### TEXT TO READ
— Start —

Skip to content

vivek8849/Python_data_science

Repository files navigation

Overview

Welcome to my analysis of the data job market, focusing on data scientist roles. This project was created out of a desire to navigate and understand the job market more effectively. It delves into the top-paying and in-demand skills to help find optimal job opportunities for data scientists.

The Questions

Below are the questions I want to answer in my project:

  1. What are the skills most in demand for the top 3 most popular data roles?
  2. How are in-demand skills trending for Data Scientist?
  3. How well do jobs and skills pay for Data Scientist?
  4. What are the optimal skills for data scientists to learn? (High Demand AND High Paying)

Tools I Used

For my deep dive into the data scientist job market, I harnessed the power of several key tools:

  • Python: The backbone of my analysis, allowing me to analyze the data and find critical insights.I also used the following Python libraries:
    • Pandas Library: This was used to analyze the data.
    • Matplotlib Library: I visualized the data.
    • Seaborn Library: Helped me create more advanced visuals.
  • Jupyter Notebooks: The tool I used to run my Python scripts which let me easily include my notes and analysis.
  • Visual Studio Code: My go-to for executing my Python scripts.
  • Git & GitHub: Essential for version control and sharing my Python code and analysis, ensuring collaboration and project tracking.

Data Preparation and Cleanup

This section outlines the steps taken to prepare the data for analysis, ensuring accuracy and usability.

Import & Clean Up Data

I start by importing necessary libraries and loading the dataset, followed by initial data cleaning tasks to ensure data quality.

# Importing Libraries
import ast
import pandas as pd
import seaborn as sns
from datasets import load_dataset
import matplotlib.pyplot as plt  

# Loading Data
dataset = load_dataset('lukebarousse/data_jobs')
df = dataset['train'].to_pandas()

# Data Cleanup
df['job_posted_date'] = pd.to_datetime(df['job_posted_date'])
df['job_skills'] = df['job_skills'].apply(lambda x: ast.literal_eval(x) if pd.notna(x) else x)

Filter Germany Jobs

To focus my analysis on the Germany job market, I apply filters to the dataset, narrowing down to roles based in the Germany.

df_DE = df[df['job_country'] == 'Germany']

The Analysis

Each Jupyter notebook for this project aimed at investigating specific aspects of the data job market. Here’s how I approached each question:

1. What are the most demanded skills for the top 3 most popular data roles?

To find the most demanded skills for the top 3 most popular data roles. I filtered out those positions by which ones were the most popular, and got the top 5 skills for these top 3 roles. This query highlights the most popular job titles and their top skills, showing which skills I should pay attention to depending on the role I'm targeting.

View my notebook with detailed steps here: 2_Skill_Demand.

Visualize Data

fig, ax = plt.subplots(len(job_titles), 1)


for i, job_title in enumerate(job_titles):
    df_plot = df_skills_perc[df_skills_perc['job_title_short'] == job_title].head(5)[::-1]
    sns.barplot(data=df_plot, x='skill_percent', y='job_skills', ax=ax[i], hue='skill_count', palette='dark:b_r')

plt.show()

— End —

### STORED DATA

— Start —

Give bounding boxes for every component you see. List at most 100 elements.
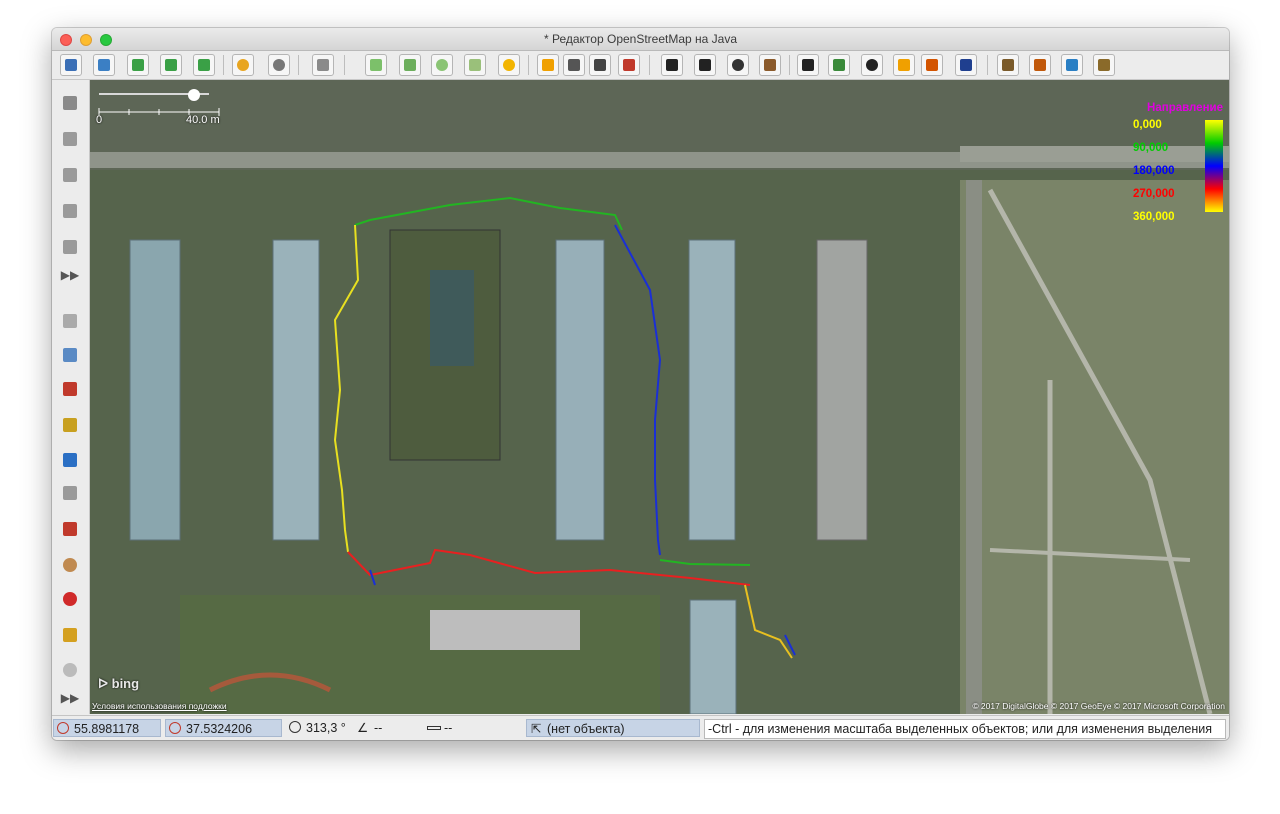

— End —

### WRITTEN EXERCISE 1
From the data scientist job market write-up above, copy the passage from "1. What are the most" up to and including "steps here: 2_Skill_Demand.".
### WRITTEN EXERCISE 2
Answer these questions using the data scientist job market write-up above:
(a) Which Python library helped create more advanced visuals?
(b) Which country's jobs does the analysis filter the dataset down to?
(c) What tool is named as the go-to for executing the Python scripts?

### EXERCISE RESPONSE 1
1. What are the most demanded skills for the top 3 most popular data roles?

To find the most demanded skills for the top 3 most popular data roles. I filtered out those positions by which ones were the most popular, and got the top 5 skills for these top 3 roles. This query highlights the most popular job titles and their top skills, showing which skills I should pay attention to depending on the role I'm targeting.

View my notebook with detailed steps here: 2_Skill_Demand.

### EXERCISE RESPONSE 2
(a) Seaborn
(b) Germany
(c) Visual Studio Code